• _MATERIAL FOR THE TASK_:
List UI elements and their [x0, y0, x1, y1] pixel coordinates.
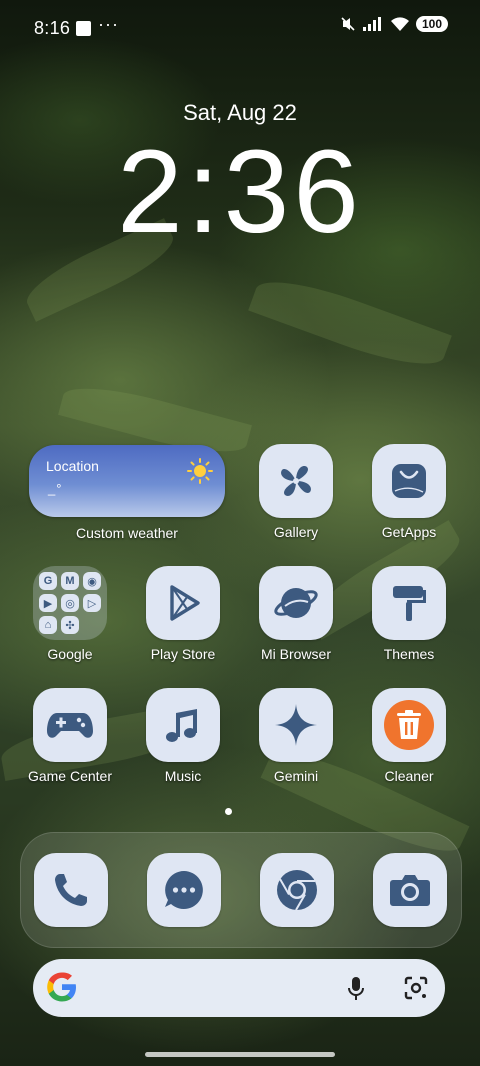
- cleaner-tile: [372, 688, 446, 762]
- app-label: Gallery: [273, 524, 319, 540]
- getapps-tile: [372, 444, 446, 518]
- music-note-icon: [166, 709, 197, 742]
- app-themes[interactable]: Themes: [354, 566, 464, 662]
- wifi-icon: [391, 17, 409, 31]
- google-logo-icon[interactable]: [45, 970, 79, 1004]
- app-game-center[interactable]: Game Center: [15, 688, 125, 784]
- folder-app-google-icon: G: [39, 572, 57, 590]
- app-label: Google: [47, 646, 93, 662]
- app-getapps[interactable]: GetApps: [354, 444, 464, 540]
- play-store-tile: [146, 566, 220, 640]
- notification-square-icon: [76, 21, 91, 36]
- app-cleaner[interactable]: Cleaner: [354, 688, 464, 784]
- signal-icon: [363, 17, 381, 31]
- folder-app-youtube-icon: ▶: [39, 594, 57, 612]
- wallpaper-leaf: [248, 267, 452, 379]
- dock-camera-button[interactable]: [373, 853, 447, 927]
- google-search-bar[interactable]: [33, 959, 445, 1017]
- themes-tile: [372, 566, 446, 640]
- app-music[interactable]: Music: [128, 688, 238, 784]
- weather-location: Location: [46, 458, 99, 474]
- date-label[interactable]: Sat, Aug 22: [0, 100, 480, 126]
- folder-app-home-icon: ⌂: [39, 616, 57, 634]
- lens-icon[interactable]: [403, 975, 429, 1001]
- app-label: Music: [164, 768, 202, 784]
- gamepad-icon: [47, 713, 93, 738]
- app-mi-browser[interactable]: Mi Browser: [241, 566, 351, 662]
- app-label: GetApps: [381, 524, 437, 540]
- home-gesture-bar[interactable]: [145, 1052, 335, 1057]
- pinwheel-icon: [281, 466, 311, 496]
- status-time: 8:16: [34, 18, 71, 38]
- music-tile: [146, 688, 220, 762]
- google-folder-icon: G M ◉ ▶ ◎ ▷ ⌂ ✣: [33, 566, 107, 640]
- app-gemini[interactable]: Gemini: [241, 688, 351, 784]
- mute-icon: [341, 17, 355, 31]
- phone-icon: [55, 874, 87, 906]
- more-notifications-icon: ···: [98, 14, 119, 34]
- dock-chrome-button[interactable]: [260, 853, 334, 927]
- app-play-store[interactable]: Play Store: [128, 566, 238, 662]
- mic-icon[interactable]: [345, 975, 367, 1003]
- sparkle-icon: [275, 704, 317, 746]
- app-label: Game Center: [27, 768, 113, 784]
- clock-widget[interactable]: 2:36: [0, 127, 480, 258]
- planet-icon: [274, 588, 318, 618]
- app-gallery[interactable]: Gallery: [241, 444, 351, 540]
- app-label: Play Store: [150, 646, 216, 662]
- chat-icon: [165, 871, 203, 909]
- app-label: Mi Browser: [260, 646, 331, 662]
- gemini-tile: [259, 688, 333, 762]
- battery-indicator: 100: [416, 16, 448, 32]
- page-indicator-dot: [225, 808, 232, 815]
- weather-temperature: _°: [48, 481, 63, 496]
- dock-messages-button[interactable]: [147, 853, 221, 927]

• _TASK DETAILS_: Copy the material above line by line without changing anything, and omit the picture.

• _EXERCISE ANSWER_:
List UI elements and their [x0, y0, x1, y1] pixel coordinates.
- cleaner-tile: [372, 688, 446, 762]
- app-label: Gallery: [273, 524, 319, 540]
- getapps-tile: [372, 444, 446, 518]
- music-note-icon: [166, 709, 197, 742]
- app-themes[interactable]: Themes: [354, 566, 464, 662]
- wifi-icon: [391, 17, 409, 31]
- google-logo-icon[interactable]: [45, 970, 79, 1004]
- app-game-center[interactable]: Game Center: [15, 688, 125, 784]
- folder-app-google-icon: G: [39, 572, 57, 590]
- app-label: Google: [47, 646, 93, 662]
- app-getapps[interactable]: GetApps: [354, 444, 464, 540]
- play-store-tile: [146, 566, 220, 640]
- notification-square-icon: [76, 21, 91, 36]
- app-cleaner[interactable]: Cleaner: [354, 688, 464, 784]
- signal-icon: [363, 17, 381, 31]
- folder-app-youtube-icon: ▶: [39, 594, 57, 612]
- wallpaper-leaf: [248, 267, 452, 379]
- dock-camera-button[interactable]: [373, 853, 447, 927]
- google-search-bar[interactable]: [33, 959, 445, 1017]
- themes-tile: [372, 566, 446, 640]
- app-music[interactable]: Music: [128, 688, 238, 784]
- weather-location: Location: [46, 458, 99, 474]
- date-label[interactable]: Sat, Aug 22: [0, 100, 480, 126]
- folder-app-home-icon: ⌂: [39, 616, 57, 634]
- lens-icon[interactable]: [403, 975, 429, 1001]
- app-label: Music: [164, 768, 202, 784]
- gamepad-icon: [47, 713, 93, 738]
- app-mi-browser[interactable]: Mi Browser: [241, 566, 351, 662]
- app-label: GetApps: [381, 524, 437, 540]
- home-gesture-bar[interactable]: [145, 1052, 335, 1057]
- pinwheel-icon: [281, 466, 311, 496]
- status-time: 8:16: [34, 18, 71, 38]
- music-tile: [146, 688, 220, 762]
- google-folder-icon: G M ◉ ▶ ◎ ▷ ⌂ ✣: [33, 566, 107, 640]
- app-gemini[interactable]: Gemini: [241, 688, 351, 784]
- mute-icon: [341, 17, 355, 31]
- phone-icon: [55, 874, 87, 906]
- more-notifications-icon: ···: [98, 14, 119, 34]
- dock-chrome-button[interactable]: [260, 853, 334, 927]
- app-play-store[interactable]: Play Store: [128, 566, 238, 662]
- mic-icon[interactable]: [345, 975, 367, 1003]
- sparkle-icon: [275, 704, 317, 746]
- app-label: Game Center: [27, 768, 113, 784]
- clock-widget[interactable]: 2:36: [0, 127, 480, 258]
- planet-icon: [274, 588, 318, 618]
- app-gallery[interactable]: Gallery: [241, 444, 351, 540]
- app-label: Play Store: [150, 646, 216, 662]
- chat-icon: [165, 871, 203, 909]
- app-label: Mi Browser: [260, 646, 331, 662]
- gemini-tile: [259, 688, 333, 762]
- battery-indicator: 100: [416, 16, 448, 32]
- page-indicator-dot: [225, 808, 232, 815]
- weather-temperature: _°: [48, 481, 63, 496]
- dock-messages-button[interactable]: [147, 853, 221, 927]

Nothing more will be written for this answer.